### AIM
Starting with the first line of the material and going on through the line containing "step-chip-clip-files[interactable]: 2 Clip", rewrite those lines with "ACTIVE BRAND" replaced by "CURRENT BRAND" and everything else unchanged.

### EXTRACTED INFORMATION
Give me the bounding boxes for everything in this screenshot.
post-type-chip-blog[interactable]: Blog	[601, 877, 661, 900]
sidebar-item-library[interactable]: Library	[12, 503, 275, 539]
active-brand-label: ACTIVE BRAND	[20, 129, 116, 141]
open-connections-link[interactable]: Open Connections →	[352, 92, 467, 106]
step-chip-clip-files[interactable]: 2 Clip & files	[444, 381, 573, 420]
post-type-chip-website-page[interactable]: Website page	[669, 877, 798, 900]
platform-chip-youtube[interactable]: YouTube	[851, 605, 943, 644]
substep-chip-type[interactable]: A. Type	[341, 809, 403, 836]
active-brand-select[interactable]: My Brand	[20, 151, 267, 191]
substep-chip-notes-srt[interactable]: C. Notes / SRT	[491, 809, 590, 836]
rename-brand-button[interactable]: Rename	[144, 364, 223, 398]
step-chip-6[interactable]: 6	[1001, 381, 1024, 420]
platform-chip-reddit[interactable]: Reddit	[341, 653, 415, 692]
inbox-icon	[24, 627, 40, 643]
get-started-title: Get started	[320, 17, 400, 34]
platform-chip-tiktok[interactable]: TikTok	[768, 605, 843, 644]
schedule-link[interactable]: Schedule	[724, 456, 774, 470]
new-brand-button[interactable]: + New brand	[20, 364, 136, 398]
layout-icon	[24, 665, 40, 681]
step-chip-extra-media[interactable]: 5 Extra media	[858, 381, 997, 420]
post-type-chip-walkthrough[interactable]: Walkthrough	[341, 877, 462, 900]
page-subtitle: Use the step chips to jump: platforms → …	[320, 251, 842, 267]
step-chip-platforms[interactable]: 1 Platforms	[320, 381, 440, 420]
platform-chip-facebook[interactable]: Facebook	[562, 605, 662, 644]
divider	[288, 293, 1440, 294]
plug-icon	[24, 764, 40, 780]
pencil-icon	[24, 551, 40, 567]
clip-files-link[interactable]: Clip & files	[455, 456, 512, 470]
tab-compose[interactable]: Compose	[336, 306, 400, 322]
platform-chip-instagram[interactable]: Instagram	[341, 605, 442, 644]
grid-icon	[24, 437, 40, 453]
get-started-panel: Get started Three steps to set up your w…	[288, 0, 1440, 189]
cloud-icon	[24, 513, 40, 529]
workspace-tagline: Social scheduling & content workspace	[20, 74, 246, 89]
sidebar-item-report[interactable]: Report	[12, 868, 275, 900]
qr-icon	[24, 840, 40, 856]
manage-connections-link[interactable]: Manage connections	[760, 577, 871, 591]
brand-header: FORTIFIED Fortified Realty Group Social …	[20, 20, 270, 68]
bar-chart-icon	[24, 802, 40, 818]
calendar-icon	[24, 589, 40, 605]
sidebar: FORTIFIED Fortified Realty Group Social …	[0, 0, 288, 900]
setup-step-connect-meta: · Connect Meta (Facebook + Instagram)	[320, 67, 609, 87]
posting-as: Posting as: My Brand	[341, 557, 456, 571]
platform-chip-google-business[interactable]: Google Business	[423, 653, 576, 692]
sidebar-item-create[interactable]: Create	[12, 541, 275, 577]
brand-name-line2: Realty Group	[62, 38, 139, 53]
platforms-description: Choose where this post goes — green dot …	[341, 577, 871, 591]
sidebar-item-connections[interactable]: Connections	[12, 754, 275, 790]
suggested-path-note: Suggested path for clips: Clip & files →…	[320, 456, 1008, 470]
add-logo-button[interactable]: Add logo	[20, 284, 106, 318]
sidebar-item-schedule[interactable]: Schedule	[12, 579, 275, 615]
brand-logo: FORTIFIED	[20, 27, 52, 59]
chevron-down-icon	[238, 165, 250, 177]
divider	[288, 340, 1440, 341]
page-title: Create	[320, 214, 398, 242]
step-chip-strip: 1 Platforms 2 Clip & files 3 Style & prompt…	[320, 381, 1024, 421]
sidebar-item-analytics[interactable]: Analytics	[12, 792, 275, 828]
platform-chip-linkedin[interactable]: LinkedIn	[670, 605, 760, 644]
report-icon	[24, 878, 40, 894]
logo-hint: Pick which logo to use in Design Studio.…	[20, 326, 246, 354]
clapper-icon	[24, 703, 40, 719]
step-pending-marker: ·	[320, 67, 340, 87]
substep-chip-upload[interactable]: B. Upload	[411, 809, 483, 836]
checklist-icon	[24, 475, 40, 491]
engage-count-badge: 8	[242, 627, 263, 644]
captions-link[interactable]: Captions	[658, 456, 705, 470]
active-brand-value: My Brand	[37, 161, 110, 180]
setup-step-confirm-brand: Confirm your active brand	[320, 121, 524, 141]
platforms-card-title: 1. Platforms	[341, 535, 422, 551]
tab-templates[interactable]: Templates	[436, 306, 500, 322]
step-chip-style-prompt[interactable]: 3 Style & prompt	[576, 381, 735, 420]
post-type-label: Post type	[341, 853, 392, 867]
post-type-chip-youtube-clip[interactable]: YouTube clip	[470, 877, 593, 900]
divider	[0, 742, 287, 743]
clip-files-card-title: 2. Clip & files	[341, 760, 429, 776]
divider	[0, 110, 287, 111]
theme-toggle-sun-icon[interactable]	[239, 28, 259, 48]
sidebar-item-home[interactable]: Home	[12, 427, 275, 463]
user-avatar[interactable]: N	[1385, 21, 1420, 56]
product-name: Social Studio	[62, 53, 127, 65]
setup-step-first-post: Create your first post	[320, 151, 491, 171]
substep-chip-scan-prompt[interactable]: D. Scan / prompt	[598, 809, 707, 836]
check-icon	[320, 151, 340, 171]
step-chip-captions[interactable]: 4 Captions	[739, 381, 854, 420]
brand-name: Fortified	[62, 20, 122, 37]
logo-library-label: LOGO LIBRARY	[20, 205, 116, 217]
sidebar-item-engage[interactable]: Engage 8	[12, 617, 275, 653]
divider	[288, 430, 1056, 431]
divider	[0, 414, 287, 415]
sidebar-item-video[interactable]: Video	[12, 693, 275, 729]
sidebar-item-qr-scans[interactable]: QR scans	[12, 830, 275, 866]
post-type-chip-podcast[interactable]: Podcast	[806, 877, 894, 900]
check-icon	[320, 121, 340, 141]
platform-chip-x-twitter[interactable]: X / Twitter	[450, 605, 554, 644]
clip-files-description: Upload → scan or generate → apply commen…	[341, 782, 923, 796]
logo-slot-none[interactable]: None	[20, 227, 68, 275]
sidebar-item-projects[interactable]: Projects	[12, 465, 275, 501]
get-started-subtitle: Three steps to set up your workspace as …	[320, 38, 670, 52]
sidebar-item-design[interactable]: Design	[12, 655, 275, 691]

### EXERCISE OUTPUT
Give me the bounding boxes for everything in this screenshot.
post-type-chip-blog[interactable]: Blog	[601, 877, 661, 900]
sidebar-item-library[interactable]: Library	[12, 503, 275, 539]
active-brand-label: CURRENT BRAND	[20, 129, 116, 141]
open-connections-link[interactable]: Open Connections →	[352, 92, 467, 106]
step-chip-clip-files[interactable]: 2 Clip & files	[444, 381, 573, 420]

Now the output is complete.